TASK => Your task is to repeat the entries exactly. Leave the pictures out.

RECORDS PROVIDED =>
<<<<
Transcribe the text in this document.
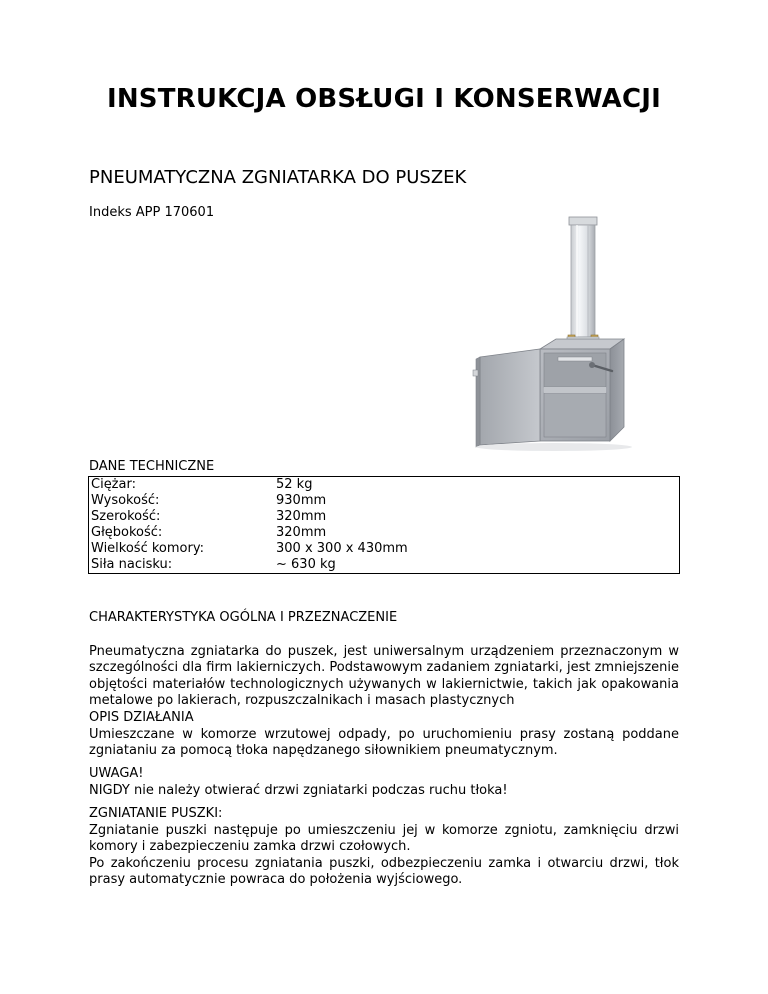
INSTRUKCJA OBSŁUGI I KONSERWACJI
PNEUMATYCZNA ZGNIATARKA DO PUSZEK
Indeks APP 170601
DANE TECHNICZNE
Ciężar:	52 kg
Wysokość:	930mm
Szerokość:	320mm
Głębokość:	320mm
Wielkość komory:	300 x 300 x 430mm
Siła nacisku:	~ 630 kg
CHARAKTERYSTYKA OGÓLNA I PRZEZNACZENIE

Pneumatyczna zgniatarka do puszek, jest uniwersalnym urządzeniem przeznaczonym w szczególności dla firm lakierniczych. Podstawowym zadaniem zgniatarki, jest zmniejszenie objętości materiałów technologicznych używanych w lakiernictwie, takich jak opakowania metalowe po lakierach, rozpuszczalnikach i masach plastycznych

OPIS DZIAŁANIA

Umieszczane w komorze wrzutowej odpady, po uruchomieniu prasy zostaną poddane zgniataniu za pomocą tłoka napędzanego siłownikiem pneumatycznym.

UWAGA!

NIGDY nie należy otwierać drzwi zgniatarki podczas ruchu tłoka!

ZGNIATANIE PUSZKI:

Zgniatanie puszki następuje po umieszczeniu jej w komorze zgniotu, zamknięciu drzwi komory i zabezpieczeniu zamka drzwi czołowych.

Po zakończeniu procesu zgniatania puszki, odbezpieczeniu zamka i otwarciu drzwi, tłok prasy automatycznie powraca do położenia wyjściowego.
>>>>
RESPONSE TO THE TASK =>
Transcribe the text in this document.
INSTRUKCJA OBSŁUGI I KONSERWACJI
PNEUMATYCZNA ZGNIATARKA DO PUSZEK
Indeks APP 170601
DANE TECHNICZNE
Ciężar:	52 kg
Wysokość:	930mm
Szerokość:	320mm
Głębokość:	320mm
Wielkość komory:	300 x 300 x 430mm
Siła nacisku:	~ 630 kg
CHARAKTERYSTYKA OGÓLNA I PRZEZNACZENIE

Pneumatyczna zgniatarka do puszek, jest uniwersalnym urządzeniem przeznaczonym w szczególności dla firm lakierniczych. Podstawowym zadaniem zgniatarki, jest zmniejszenie objętości materiałów technologicznych używanych w lakiernictwie, takich jak opakowania metalowe po lakierach, rozpuszczalnikach i masach plastycznych

OPIS DZIAŁANIA

Umieszczane w komorze wrzutowej odpady, po uruchomieniu prasy zostaną poddane zgniataniu za pomocą tłoka napędzanego siłownikiem pneumatycznym.

UWAGA!

NIGDY nie należy otwierać drzwi zgniatarki podczas ruchu tłoka!

ZGNIATANIE PUSZKI:

Zgniatanie puszki następuje po umieszczeniu jej w komorze zgniotu, zamknięciu drzwi komory i zabezpieczeniu zamka drzwi czołowych.

Po zakończeniu procesu zgniatania puszki, odbezpieczeniu zamka i otwarciu drzwi, tłok prasy automatycznie powraca do położenia wyjściowego.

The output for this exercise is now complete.